_Task instructions_
Look through the listing and locate every line containing the word "this"; copy those lines.

_Source records_
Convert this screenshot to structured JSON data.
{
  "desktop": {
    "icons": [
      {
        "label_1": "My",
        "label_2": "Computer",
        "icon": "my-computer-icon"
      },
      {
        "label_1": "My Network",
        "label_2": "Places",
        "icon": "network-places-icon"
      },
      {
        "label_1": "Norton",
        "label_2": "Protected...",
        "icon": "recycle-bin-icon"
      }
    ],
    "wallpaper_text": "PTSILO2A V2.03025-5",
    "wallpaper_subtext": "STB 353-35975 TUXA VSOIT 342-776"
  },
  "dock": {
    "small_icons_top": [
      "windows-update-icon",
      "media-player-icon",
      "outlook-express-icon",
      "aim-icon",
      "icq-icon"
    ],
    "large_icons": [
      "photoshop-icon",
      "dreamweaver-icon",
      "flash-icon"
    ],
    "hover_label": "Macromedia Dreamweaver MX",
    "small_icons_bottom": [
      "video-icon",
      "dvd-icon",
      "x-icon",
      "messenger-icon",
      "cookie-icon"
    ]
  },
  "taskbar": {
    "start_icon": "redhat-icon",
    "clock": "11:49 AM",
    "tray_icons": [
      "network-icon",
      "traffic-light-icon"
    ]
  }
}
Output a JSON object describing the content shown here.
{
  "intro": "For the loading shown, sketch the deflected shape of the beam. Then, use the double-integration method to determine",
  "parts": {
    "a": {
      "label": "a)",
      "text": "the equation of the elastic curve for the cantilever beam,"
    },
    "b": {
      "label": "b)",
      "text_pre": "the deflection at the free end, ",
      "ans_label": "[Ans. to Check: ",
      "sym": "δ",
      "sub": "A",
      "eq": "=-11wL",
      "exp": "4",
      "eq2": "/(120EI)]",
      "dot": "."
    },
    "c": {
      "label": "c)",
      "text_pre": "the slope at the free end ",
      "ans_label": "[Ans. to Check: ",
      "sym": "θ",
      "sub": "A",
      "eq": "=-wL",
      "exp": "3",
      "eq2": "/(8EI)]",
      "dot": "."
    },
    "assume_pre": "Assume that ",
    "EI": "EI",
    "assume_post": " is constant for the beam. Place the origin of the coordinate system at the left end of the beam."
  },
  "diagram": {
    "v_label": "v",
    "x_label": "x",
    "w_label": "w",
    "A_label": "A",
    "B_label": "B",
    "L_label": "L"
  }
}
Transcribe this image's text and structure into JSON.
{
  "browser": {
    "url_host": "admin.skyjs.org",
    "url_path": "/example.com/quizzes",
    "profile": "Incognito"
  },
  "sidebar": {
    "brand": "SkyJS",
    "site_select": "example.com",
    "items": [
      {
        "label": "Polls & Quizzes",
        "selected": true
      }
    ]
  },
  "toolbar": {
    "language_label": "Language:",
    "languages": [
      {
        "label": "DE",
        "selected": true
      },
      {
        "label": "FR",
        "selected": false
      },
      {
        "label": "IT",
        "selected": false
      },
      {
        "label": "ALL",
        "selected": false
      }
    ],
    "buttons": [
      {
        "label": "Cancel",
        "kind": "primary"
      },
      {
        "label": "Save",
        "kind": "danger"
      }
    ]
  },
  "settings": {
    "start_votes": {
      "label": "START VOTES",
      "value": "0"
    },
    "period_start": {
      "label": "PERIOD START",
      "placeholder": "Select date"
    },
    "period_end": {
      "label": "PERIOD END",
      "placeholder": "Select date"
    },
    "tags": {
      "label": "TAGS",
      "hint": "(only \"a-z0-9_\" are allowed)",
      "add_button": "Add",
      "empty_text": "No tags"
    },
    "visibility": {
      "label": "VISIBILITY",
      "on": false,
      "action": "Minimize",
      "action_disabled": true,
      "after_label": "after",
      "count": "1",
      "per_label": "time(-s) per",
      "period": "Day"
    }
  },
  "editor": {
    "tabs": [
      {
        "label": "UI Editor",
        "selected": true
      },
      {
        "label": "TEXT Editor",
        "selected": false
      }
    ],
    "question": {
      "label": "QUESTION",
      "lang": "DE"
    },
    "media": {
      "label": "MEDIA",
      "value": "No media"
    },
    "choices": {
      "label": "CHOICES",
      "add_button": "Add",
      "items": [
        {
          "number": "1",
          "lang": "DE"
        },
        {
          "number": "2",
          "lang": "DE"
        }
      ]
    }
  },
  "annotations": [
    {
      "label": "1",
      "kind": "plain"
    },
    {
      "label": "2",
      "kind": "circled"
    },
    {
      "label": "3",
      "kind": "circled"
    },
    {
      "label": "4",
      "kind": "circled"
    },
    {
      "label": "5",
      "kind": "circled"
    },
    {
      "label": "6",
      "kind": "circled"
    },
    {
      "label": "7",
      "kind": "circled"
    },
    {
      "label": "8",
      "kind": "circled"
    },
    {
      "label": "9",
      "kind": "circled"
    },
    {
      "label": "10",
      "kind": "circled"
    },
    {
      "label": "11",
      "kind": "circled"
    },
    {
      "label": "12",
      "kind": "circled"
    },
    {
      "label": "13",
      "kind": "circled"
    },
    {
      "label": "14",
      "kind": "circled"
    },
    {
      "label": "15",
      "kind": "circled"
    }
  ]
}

_Correct result_
Convert this screenshot to structured JSON data.
Transcribe this image's text and structure into JSON.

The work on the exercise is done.